Required work: Would you retype all of these records exactly?

Rows:
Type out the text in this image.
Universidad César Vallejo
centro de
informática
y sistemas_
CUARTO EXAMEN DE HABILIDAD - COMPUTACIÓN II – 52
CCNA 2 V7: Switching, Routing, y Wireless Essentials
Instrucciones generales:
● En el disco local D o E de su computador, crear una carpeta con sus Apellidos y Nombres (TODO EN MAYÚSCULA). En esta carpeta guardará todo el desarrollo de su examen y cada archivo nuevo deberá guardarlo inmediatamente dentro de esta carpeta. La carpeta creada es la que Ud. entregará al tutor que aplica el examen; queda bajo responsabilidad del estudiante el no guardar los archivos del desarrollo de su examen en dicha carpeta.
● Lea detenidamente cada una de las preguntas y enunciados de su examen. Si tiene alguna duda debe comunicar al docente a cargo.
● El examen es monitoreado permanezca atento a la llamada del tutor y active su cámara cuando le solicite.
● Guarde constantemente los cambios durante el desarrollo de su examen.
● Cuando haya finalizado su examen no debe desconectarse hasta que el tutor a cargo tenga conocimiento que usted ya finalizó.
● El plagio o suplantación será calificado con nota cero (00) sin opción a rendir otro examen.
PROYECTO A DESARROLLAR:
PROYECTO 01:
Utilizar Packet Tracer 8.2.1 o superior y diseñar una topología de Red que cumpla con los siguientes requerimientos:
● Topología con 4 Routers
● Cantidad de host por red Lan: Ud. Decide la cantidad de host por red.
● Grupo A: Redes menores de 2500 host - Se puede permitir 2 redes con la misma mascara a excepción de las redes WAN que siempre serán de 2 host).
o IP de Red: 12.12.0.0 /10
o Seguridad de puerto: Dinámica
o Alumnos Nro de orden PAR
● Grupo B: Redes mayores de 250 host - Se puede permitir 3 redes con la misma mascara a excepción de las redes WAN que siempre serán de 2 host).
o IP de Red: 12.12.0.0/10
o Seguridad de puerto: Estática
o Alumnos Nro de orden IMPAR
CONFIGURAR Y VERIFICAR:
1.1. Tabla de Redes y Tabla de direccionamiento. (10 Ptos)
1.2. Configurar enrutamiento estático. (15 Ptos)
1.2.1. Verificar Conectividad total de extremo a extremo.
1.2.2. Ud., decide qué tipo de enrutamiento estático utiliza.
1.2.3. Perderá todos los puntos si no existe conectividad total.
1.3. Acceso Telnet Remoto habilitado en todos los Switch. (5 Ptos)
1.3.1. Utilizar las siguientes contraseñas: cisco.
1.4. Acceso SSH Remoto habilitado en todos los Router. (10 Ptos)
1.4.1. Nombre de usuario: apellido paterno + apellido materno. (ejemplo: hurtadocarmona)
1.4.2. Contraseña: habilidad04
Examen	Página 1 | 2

Complete response:
Type out the text in this image.
Universidad César Vallejo
centro de
informática
y sistemas_
CUARTO EXAMEN DE HABILIDAD - COMPUTACIÓN II – 52
CCNA 2 V7: Switching, Routing, y Wireless Essentials
Instrucciones generales:
● En el disco local D o E de su computador, crear una carpeta con sus Apellidos y Nombres (TODO EN MAYÚSCULA). En esta carpeta guardará todo el desarrollo de su examen y cada archivo nuevo deberá guardarlo inmediatamente dentro de esta carpeta. La carpeta creada es la que Ud. entregará al tutor que aplica el examen; queda bajo responsabilidad del estudiante el no guardar los archivos del desarrollo de su examen en dicha carpeta.
● Lea detenidamente cada una de las preguntas y enunciados de su examen. Si tiene alguna duda debe comunicar al docente a cargo.
● El examen es monitoreado permanezca atento a la llamada del tutor y active su cámara cuando le solicite.
● Guarde constantemente los cambios durante el desarrollo de su examen.
● Cuando haya finalizado su examen no debe desconectarse hasta que el tutor a cargo tenga conocimiento que usted ya finalizó.
● El plagio o suplantación será calificado con nota cero (00) sin opción a rendir otro examen.
PROYECTO A DESARROLLAR:
PROYECTO 01:
Utilizar Packet Tracer 8.2.1 o superior y diseñar una topología de Red que cumpla con los siguientes requerimientos:
● Topología con 4 Routers
● Cantidad de host por red Lan: Ud. Decide la cantidad de host por red.
● Grupo A: Redes menores de 2500 host - Se puede permitir 2 redes con la misma mascara a excepción de las redes WAN que siempre serán de 2 host).
o IP de Red: 12.12.0.0 /10
o Seguridad de puerto: Dinámica
o Alumnos Nro de orden PAR
● Grupo B: Redes mayores de 250 host - Se puede permitir 3 redes con la misma mascara a excepción de las redes WAN que siempre serán de 2 host).
o IP de Red: 12.12.0.0/10
o Seguridad de puerto: Estática
o Alumnos Nro de orden IMPAR
CONFIGURAR Y VERIFICAR:
1.1. Tabla de Redes y Tabla de direccionamiento. (10 Ptos)
1.2. Configurar enrutamiento estático. (15 Ptos)
1.2.1. Verificar Conectividad total de extremo a extremo.
1.2.2. Ud., decide qué tipo de enrutamiento estático utiliza.
1.2.3. Perderá todos los puntos si no existe conectividad total.
1.3. Acceso Telnet Remoto habilitado en todos los Switch. (5 Ptos)
1.3.1. Utilizar las siguientes contraseñas: cisco.
1.4. Acceso SSH Remoto habilitado en todos los Router. (10 Ptos)
1.4.1. Nombre de usuario: apellido paterno + apellido materno. (ejemplo: hurtadocarmona)
1.4.2. Contraseña: habilidad04
Examen	Página 1 | 2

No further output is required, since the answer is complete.